# [Exercises]
- A) List the steps of Erik Smoy's pregame ritual, in order, as the article on athletes' rituals describes them.
- B) According to the article on athletes' rituals, what position does Erik Smoy play for his college team?

# [Selected extract]
Rituals: More than just a habit

More than it first appears, rituals serve a greater purpose for athletes

November 13, 2013

Every night before a game day, Knox College senior Erik Smoy pulls out his Hoffman Estates, Ill. high school baseball jersey, slides it over his 5’11” frame and crawls into bed.  It’s a pregame ritual the college outfielder has done for years and, despite recognizing it as a superstition gone wild, he truly believes that donning the red and white uniform will bring consistency to his game. “I know if I stop doing it my game will change, ” Smoy said. “I’m going to keep doing it even if it’s all in my mind.”

Senior Erik Smoy wears his high school baseball jersey to bed every night before a game. (Michelle Orr/TKS)

Senior Erik Smoy wears his high school baseball jersey to bed every night before a game. (Michelle Orr/TKS)

# [Given data]
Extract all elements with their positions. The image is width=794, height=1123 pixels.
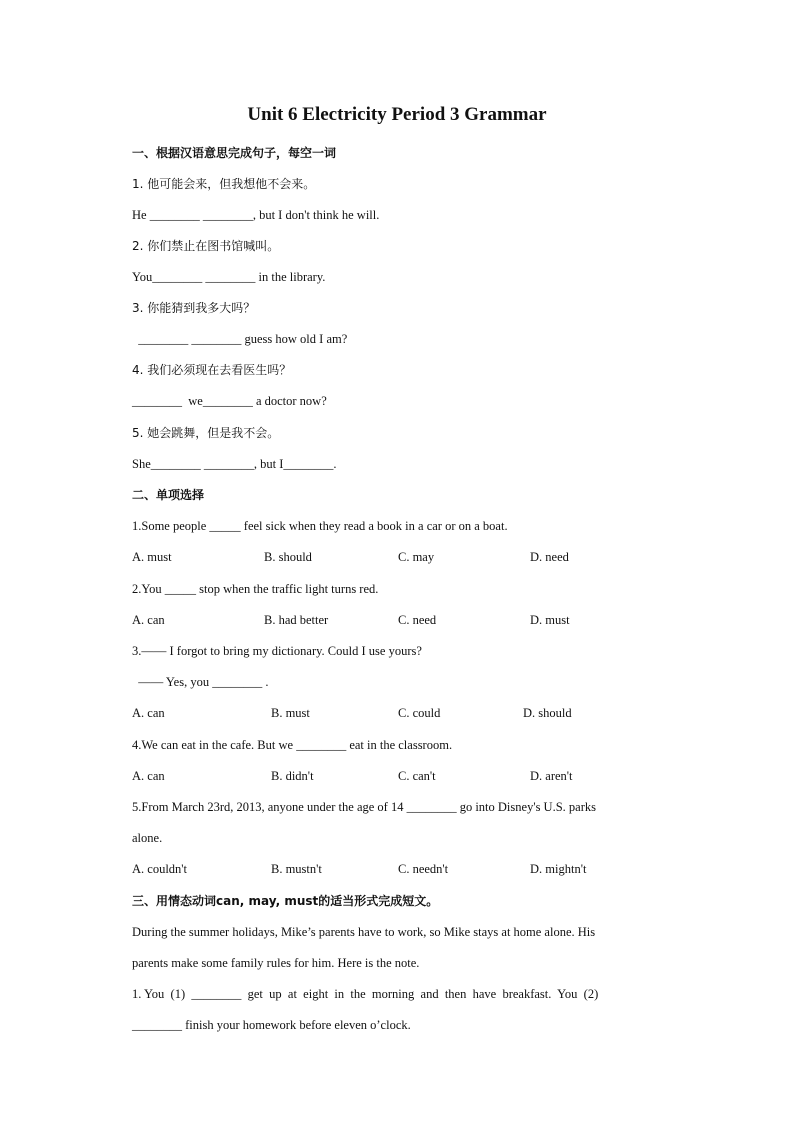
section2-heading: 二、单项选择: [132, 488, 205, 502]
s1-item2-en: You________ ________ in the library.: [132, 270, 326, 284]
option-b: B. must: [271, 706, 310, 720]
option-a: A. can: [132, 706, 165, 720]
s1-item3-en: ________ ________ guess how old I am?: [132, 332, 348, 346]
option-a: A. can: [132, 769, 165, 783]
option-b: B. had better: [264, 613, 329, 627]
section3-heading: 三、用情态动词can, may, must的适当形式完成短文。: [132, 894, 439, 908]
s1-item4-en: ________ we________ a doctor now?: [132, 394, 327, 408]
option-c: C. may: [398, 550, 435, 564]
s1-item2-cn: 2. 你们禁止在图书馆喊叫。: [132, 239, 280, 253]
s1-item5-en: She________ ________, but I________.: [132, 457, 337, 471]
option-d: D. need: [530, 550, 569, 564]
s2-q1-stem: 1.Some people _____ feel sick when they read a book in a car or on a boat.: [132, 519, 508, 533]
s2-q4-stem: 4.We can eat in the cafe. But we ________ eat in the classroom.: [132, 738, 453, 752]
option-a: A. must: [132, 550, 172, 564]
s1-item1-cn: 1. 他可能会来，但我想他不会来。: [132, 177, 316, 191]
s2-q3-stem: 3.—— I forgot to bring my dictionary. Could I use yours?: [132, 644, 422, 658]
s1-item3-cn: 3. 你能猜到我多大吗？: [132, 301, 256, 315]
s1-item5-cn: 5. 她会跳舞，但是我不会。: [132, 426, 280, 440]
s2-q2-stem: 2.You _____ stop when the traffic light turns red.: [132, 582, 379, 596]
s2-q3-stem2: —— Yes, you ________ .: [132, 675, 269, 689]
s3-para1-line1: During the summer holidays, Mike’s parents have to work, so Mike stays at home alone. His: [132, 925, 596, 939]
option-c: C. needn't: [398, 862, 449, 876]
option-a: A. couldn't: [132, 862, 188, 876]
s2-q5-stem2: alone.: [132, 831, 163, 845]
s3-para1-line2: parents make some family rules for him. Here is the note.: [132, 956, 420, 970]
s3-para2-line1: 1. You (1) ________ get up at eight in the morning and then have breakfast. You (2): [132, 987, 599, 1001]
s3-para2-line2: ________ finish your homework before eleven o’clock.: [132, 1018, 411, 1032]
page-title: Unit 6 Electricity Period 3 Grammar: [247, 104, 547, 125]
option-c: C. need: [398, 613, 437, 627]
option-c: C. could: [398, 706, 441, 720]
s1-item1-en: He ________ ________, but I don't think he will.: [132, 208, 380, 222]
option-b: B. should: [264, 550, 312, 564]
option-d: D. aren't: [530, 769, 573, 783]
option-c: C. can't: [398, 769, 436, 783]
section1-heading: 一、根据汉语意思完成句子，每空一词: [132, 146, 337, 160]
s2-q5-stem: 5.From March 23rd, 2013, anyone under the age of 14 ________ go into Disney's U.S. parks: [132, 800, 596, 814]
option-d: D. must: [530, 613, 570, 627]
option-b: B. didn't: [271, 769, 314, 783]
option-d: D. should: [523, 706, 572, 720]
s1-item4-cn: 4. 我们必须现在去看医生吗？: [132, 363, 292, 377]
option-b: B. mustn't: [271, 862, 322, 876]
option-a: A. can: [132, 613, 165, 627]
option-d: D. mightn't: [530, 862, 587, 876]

# [Results for each task]
- A)
1. He pulls out his Hoffman Estates, Ill. high school baseball jersey.
2. He slides it over his 5’11” frame.
3. He crawls into bed.

- B) Outfielder.